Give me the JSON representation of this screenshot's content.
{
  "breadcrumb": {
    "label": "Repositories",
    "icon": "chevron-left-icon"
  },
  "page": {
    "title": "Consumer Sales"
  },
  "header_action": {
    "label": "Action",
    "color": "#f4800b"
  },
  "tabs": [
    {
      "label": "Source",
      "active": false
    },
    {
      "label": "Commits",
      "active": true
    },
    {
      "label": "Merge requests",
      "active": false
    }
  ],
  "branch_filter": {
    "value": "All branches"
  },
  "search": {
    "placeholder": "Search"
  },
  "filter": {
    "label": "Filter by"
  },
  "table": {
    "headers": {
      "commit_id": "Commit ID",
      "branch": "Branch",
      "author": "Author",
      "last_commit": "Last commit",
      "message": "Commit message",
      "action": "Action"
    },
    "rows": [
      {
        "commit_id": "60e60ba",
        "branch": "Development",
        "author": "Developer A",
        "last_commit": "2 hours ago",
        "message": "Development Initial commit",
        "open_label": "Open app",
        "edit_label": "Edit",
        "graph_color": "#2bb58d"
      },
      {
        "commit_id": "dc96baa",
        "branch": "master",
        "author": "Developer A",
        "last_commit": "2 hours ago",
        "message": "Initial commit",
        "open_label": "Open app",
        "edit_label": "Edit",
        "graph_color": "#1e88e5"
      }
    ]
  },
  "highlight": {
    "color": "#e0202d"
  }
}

* * *

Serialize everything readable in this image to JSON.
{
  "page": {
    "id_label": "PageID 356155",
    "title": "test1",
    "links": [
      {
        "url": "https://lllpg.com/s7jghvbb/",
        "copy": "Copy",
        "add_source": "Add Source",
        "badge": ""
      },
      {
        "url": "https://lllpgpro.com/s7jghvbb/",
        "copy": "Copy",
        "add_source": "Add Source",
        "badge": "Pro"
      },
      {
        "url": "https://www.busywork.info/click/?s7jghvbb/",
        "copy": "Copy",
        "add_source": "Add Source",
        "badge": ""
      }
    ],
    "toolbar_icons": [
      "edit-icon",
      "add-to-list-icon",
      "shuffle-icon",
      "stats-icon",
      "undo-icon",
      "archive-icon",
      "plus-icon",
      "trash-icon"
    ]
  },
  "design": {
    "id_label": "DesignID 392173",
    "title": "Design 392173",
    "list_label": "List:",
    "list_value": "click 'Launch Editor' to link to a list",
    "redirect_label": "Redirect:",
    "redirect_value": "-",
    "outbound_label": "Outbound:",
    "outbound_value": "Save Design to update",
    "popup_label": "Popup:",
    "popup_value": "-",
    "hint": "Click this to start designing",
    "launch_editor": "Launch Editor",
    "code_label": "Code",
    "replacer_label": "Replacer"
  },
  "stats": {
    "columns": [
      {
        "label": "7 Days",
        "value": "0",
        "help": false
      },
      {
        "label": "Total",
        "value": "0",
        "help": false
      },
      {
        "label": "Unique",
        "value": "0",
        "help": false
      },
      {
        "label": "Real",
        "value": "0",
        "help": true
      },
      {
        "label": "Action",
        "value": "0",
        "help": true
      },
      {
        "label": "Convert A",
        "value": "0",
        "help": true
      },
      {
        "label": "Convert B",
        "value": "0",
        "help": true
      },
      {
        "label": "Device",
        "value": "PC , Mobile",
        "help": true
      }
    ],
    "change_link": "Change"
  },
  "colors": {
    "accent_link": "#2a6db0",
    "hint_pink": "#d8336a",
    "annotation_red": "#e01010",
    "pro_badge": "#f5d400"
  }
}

...

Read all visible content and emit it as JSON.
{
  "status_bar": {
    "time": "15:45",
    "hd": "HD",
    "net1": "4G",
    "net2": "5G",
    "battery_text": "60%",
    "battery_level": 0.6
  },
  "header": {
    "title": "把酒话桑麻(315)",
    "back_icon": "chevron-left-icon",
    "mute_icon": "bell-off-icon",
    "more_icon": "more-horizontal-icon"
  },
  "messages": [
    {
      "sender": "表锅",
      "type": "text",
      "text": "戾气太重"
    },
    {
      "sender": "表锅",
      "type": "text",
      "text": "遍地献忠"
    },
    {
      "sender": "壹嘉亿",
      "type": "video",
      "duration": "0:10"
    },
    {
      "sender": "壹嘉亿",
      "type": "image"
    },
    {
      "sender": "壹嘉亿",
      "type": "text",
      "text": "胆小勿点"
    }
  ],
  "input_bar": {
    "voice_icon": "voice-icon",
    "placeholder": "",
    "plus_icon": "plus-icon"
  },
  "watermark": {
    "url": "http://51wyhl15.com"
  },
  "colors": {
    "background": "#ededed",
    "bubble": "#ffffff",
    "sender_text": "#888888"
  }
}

GOAL: Choose all lines containing the string "https" and copy them out.

SOLUTION BELOW:
        "url": "https://lllpg.com/s7jghvbb/",
        "url": "https://lllpgpro.com/s7jghvbb/",
        "url": "https://www.busywork.info/click/?s7jghvbb/",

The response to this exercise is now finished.